Start Data supplied

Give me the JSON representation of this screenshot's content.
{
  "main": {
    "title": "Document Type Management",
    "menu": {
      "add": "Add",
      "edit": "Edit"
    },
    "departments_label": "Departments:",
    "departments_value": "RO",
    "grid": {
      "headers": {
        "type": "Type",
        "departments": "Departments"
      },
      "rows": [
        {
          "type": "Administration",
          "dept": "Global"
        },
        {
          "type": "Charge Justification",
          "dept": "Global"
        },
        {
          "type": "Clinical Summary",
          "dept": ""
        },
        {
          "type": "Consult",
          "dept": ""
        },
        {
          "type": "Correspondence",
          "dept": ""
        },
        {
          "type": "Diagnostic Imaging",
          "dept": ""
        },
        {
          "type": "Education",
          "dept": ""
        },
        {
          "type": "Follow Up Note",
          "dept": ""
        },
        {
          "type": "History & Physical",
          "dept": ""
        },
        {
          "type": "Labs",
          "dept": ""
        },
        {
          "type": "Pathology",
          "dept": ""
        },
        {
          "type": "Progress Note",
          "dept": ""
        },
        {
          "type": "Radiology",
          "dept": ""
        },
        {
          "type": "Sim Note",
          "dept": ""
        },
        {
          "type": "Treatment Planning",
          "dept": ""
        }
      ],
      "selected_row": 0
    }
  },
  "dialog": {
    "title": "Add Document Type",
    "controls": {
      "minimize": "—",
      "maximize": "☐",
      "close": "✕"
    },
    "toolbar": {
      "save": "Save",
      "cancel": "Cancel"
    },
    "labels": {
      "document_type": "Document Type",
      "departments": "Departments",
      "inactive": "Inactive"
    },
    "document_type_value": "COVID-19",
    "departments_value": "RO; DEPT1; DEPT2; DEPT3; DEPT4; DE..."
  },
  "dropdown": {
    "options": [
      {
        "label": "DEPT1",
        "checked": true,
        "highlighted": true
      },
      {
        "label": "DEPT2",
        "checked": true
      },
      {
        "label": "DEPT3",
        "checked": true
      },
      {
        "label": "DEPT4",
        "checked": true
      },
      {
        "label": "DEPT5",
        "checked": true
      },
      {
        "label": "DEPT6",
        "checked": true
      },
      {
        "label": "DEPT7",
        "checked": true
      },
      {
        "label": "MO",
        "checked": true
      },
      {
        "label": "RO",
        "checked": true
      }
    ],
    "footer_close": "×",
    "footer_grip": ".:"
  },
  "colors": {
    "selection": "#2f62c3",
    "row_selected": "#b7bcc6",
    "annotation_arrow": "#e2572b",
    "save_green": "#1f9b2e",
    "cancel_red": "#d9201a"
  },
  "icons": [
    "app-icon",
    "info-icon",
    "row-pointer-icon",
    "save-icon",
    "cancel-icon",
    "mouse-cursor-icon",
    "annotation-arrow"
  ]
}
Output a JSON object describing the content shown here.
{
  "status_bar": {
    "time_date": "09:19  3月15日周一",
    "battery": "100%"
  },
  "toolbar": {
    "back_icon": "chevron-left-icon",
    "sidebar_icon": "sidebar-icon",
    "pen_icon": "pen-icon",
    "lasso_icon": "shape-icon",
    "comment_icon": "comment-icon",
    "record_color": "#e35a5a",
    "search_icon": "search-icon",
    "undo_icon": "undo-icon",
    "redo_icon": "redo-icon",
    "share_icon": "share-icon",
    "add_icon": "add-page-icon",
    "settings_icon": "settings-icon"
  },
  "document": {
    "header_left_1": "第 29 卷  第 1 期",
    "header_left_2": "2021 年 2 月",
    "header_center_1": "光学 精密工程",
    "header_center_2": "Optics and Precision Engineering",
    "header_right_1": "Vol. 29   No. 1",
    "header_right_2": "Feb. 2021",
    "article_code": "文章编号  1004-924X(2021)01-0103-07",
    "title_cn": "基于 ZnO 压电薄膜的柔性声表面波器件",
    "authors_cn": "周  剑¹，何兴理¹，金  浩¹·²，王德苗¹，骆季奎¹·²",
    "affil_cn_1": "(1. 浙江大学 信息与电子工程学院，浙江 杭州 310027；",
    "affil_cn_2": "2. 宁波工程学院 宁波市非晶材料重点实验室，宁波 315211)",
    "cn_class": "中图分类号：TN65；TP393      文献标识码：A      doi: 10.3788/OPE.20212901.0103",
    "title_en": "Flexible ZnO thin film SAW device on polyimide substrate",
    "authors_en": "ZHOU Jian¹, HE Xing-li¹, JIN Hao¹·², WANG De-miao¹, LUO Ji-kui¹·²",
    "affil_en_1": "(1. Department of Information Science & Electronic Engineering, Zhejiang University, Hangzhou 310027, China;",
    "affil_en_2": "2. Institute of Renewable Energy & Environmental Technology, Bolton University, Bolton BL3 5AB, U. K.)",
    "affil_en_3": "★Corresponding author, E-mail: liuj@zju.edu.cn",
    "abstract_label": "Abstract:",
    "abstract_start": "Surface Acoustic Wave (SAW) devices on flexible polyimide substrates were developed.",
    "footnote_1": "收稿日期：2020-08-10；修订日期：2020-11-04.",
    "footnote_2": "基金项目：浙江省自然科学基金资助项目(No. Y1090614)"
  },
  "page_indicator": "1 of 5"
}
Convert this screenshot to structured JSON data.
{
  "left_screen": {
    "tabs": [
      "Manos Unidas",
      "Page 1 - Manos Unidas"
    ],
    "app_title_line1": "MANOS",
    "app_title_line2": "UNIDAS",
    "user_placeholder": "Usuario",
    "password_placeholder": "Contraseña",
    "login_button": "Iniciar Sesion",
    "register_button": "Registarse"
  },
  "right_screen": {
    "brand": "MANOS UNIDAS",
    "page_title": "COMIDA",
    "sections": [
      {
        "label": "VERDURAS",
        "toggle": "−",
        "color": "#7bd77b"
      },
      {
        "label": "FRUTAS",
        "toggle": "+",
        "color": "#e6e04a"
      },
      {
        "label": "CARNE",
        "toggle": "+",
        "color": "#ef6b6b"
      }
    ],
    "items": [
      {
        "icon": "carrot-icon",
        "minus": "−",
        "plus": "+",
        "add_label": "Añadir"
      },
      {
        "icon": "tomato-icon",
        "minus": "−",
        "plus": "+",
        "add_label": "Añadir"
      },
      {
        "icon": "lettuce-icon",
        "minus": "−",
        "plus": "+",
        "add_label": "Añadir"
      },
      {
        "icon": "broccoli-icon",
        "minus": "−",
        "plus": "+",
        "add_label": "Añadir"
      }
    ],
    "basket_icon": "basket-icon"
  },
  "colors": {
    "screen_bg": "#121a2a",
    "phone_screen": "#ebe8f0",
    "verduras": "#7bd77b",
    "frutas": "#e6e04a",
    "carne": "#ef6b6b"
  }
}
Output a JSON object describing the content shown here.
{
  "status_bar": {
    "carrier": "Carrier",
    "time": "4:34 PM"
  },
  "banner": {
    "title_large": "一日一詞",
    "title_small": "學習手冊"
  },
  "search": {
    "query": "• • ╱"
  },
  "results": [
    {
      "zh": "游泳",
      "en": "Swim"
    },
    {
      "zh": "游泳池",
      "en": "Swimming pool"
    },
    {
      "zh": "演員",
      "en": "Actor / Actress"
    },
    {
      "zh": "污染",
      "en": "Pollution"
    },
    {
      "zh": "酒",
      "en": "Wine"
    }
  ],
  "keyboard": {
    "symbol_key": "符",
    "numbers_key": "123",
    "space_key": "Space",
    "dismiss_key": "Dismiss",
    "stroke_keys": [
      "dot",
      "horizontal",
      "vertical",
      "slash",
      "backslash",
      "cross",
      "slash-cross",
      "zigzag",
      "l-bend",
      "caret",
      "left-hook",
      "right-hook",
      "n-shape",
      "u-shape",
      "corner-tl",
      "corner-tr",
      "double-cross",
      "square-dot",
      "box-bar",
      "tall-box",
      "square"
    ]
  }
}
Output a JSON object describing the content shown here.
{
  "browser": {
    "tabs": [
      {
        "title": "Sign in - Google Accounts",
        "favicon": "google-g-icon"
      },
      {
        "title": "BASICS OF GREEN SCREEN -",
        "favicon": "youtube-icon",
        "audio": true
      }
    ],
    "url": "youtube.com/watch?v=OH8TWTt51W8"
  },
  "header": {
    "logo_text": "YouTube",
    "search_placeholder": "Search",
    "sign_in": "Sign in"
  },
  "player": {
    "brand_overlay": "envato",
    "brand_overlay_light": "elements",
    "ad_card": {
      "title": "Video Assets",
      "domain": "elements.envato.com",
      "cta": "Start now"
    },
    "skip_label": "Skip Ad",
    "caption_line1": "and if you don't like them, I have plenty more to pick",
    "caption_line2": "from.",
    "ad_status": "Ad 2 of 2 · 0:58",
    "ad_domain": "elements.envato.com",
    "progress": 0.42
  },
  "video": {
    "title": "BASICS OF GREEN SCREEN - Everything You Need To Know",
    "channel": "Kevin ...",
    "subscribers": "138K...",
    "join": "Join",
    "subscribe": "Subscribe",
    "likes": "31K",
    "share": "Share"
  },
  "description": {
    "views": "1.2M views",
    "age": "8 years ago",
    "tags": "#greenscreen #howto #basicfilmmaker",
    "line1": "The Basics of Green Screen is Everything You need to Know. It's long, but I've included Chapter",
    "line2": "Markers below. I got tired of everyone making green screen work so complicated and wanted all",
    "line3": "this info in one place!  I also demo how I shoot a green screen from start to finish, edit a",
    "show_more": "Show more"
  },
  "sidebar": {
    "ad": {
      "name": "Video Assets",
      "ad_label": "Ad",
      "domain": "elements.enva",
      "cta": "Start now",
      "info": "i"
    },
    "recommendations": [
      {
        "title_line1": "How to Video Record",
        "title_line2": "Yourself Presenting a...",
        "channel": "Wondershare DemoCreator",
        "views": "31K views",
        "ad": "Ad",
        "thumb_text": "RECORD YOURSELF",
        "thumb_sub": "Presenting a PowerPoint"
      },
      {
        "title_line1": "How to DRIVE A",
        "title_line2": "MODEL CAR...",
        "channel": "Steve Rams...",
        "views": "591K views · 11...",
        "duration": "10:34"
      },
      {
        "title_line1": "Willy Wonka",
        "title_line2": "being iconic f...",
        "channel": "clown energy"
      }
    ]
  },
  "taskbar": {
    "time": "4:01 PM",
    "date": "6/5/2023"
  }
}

End Data supplied

Pick out every line above that holds the word "channel" and copy it.

    "channel": "Kevin ...",
        "channel": "Wondershare DemoCreator",
        "channel": "Steve Rams...",
        "channel": "clown energy"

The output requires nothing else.